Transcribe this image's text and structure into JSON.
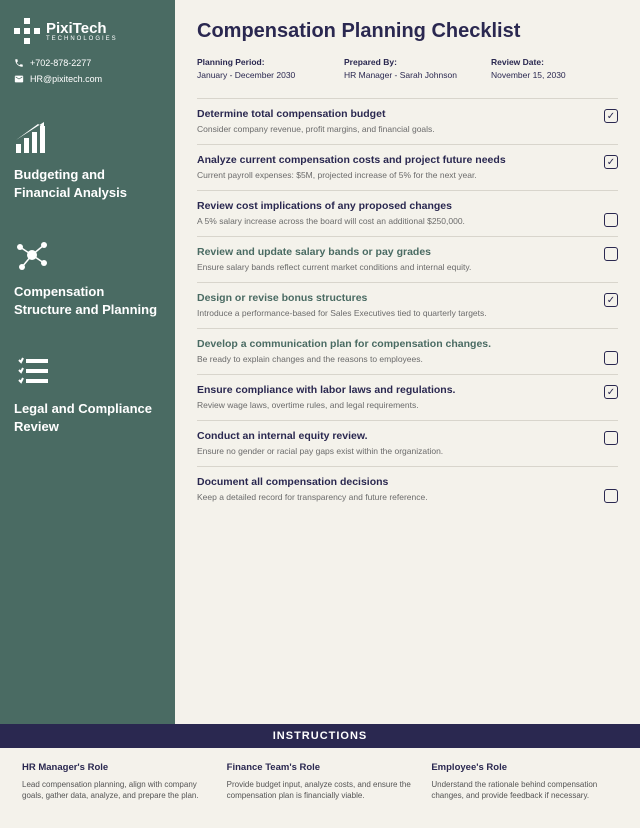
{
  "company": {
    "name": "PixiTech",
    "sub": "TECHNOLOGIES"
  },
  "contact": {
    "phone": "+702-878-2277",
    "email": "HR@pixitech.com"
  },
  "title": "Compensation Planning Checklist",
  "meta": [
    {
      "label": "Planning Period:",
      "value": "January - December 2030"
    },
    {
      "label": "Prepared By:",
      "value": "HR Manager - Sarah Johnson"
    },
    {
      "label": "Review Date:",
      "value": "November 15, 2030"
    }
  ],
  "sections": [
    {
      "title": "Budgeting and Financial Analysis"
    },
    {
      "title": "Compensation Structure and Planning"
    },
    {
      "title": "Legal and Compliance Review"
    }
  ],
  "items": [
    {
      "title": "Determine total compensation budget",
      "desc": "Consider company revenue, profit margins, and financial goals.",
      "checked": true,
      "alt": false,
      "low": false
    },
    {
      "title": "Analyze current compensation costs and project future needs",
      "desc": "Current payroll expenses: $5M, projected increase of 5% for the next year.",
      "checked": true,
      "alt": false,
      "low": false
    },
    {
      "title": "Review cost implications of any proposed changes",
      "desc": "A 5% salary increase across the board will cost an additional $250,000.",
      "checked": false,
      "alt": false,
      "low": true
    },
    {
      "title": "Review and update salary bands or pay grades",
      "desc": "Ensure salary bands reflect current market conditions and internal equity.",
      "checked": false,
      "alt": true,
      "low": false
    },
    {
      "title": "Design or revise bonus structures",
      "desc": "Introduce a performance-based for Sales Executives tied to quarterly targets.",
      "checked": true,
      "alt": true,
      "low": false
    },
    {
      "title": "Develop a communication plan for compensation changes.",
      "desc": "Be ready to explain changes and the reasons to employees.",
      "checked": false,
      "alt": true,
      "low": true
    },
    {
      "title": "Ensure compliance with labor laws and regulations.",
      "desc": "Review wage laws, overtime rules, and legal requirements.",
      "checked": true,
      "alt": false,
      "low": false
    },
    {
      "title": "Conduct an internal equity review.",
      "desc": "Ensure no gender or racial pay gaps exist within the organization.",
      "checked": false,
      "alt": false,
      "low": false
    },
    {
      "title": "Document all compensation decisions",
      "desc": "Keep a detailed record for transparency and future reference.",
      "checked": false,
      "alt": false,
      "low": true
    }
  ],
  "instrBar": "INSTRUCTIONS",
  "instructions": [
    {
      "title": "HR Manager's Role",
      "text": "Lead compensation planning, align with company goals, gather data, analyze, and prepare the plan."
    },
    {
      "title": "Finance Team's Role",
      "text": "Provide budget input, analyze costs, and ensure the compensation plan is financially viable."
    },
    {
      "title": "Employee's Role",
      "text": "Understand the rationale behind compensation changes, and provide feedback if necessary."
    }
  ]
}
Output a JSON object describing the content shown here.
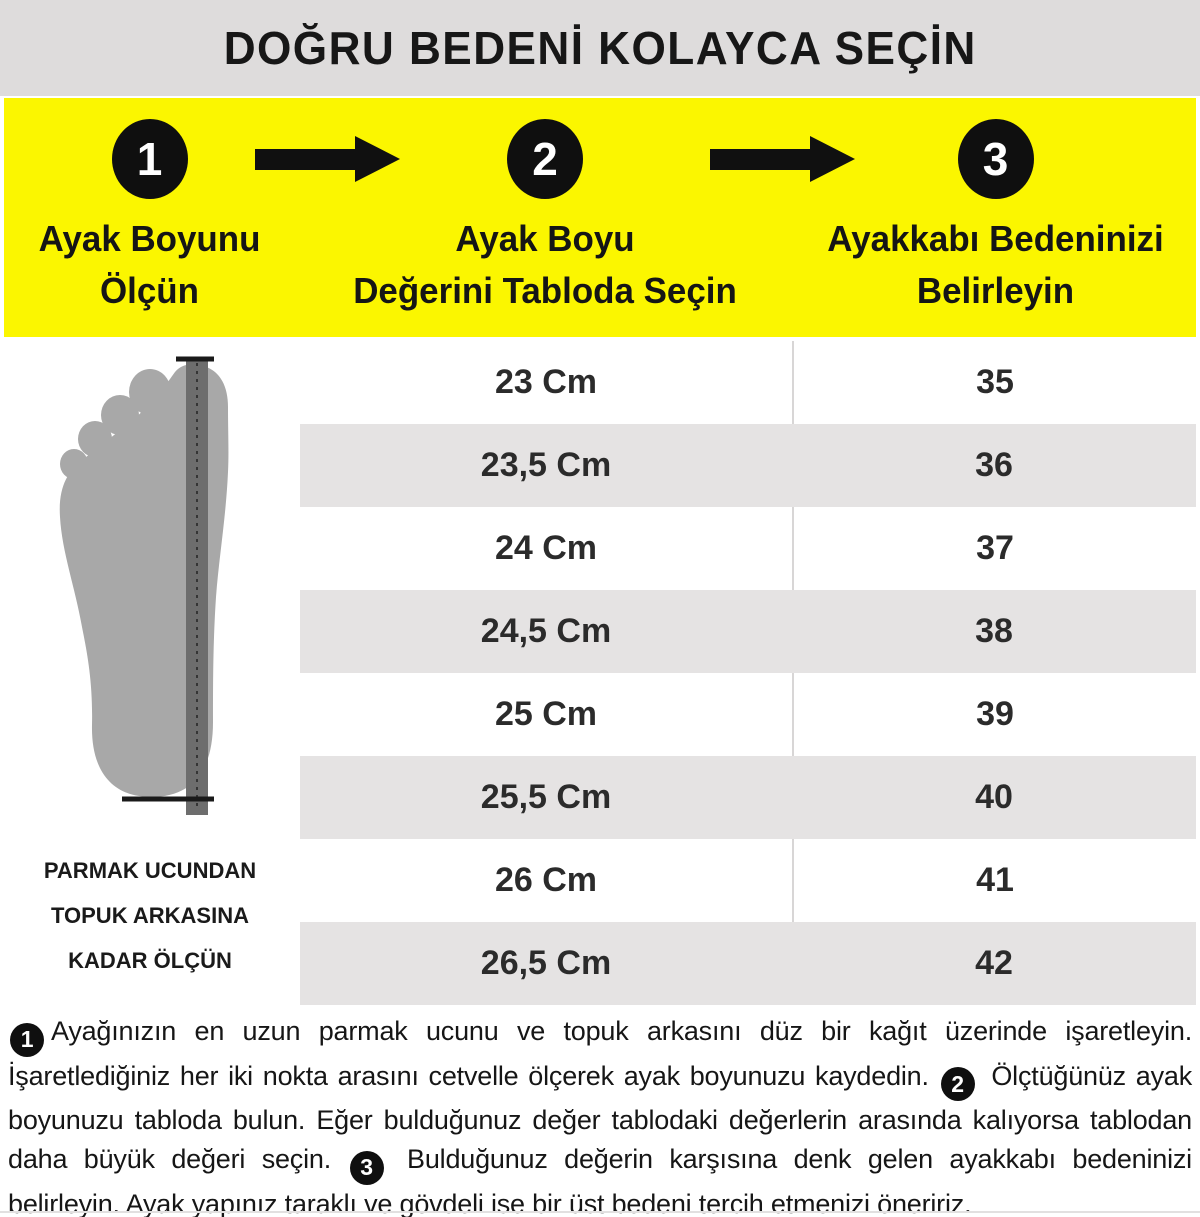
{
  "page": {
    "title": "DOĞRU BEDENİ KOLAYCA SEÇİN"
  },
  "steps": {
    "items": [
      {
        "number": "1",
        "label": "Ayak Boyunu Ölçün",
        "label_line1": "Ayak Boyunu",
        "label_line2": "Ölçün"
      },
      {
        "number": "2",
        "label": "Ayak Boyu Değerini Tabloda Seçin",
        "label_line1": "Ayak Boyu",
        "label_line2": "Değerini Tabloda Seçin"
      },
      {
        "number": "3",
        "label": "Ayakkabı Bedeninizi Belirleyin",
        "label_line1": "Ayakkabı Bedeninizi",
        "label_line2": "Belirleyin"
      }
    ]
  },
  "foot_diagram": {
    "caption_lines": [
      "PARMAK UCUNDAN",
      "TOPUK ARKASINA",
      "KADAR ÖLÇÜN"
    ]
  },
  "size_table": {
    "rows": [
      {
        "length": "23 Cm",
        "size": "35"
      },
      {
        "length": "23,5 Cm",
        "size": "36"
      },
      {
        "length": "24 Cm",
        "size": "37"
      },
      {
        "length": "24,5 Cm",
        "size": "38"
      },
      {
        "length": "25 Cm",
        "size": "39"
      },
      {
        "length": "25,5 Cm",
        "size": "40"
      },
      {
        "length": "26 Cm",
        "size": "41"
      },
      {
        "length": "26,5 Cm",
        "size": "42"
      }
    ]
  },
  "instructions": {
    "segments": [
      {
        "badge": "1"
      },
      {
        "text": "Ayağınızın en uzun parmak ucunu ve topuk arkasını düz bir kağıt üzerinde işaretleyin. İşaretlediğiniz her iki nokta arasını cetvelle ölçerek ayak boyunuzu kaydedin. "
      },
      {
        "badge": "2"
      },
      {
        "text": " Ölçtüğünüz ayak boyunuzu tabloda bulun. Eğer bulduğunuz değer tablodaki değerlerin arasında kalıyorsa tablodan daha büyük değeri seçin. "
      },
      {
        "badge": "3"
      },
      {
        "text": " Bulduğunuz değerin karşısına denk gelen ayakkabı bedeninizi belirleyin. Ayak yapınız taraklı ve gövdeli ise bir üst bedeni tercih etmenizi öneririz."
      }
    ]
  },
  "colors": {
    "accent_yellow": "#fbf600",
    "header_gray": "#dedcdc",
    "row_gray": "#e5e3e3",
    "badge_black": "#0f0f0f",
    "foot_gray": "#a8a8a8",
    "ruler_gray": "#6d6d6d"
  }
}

+++++

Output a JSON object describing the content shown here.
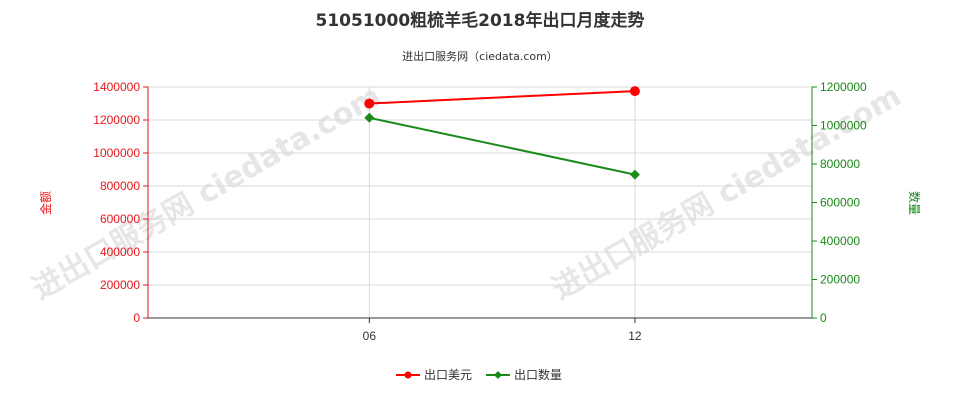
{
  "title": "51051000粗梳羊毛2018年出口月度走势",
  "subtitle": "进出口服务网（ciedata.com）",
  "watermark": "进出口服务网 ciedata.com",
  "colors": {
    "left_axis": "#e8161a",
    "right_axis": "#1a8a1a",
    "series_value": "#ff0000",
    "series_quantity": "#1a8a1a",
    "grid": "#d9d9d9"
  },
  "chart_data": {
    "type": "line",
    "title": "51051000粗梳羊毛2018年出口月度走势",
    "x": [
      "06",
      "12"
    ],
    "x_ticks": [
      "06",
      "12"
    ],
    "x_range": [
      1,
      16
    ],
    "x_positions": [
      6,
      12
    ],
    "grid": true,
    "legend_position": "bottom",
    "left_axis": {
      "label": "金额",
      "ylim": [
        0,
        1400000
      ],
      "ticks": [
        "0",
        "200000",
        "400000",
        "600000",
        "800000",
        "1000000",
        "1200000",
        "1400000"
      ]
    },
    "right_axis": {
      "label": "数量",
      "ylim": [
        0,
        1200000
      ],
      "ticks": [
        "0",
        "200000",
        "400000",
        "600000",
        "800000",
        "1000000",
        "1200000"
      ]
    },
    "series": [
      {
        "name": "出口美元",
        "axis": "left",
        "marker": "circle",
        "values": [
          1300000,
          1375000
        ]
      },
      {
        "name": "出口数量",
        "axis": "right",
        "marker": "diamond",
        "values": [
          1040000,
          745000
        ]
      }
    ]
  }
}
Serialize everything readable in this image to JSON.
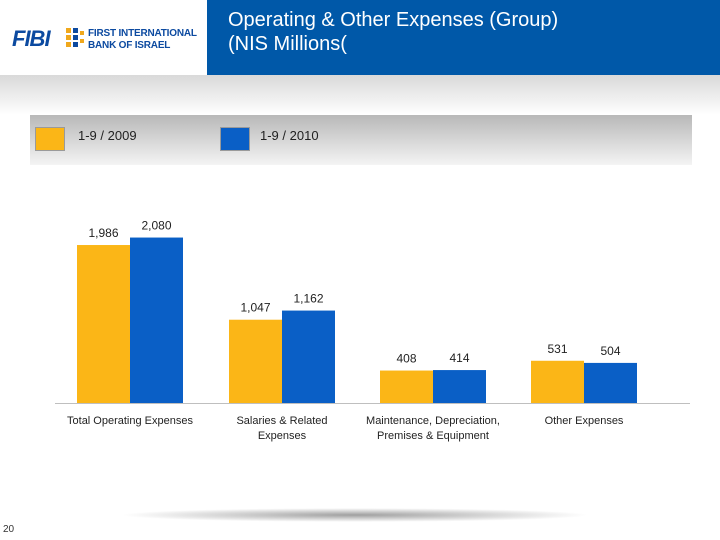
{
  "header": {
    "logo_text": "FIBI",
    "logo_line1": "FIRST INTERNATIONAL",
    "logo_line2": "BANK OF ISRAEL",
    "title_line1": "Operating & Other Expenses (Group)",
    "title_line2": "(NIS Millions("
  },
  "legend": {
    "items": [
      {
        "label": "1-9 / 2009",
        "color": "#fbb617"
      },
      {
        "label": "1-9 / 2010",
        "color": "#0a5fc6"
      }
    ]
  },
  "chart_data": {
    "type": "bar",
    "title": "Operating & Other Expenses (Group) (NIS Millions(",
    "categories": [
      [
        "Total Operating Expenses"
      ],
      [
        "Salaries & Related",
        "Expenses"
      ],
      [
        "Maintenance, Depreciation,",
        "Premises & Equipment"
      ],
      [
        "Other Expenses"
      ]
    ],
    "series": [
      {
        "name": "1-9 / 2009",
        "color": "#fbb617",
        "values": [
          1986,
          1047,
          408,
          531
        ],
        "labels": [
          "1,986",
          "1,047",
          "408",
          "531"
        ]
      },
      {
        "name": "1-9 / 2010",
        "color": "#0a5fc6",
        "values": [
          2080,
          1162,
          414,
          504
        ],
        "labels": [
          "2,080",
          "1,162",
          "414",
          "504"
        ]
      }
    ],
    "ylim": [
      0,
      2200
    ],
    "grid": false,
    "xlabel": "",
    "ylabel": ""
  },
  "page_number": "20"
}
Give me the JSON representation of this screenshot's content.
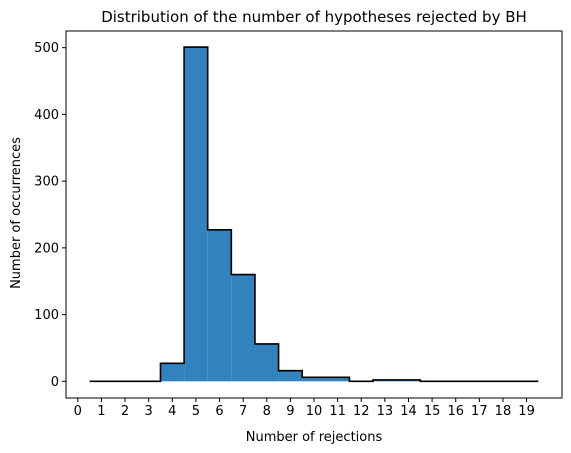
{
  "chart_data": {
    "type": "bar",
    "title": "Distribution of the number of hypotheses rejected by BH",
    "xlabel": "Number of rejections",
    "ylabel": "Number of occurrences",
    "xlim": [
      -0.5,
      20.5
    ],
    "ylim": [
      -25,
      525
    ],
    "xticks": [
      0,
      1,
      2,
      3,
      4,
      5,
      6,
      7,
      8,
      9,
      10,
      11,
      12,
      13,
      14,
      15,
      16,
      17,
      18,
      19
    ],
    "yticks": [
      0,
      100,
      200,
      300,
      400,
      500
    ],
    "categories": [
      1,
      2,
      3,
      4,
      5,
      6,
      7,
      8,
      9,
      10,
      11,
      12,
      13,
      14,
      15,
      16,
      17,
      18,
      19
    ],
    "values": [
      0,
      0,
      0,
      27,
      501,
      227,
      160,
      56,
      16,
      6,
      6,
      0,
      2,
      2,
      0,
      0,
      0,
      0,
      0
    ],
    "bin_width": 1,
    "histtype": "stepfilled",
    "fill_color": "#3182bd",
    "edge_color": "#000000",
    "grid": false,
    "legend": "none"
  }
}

+++++

Pick out every line with the string "Operating" and copy it.

    "title_line1": "Operating & Other Expenses (Group)",
    "title": "Operating & Other Expenses (Group) (NIS Millions(",
        "Total Operating Expenses"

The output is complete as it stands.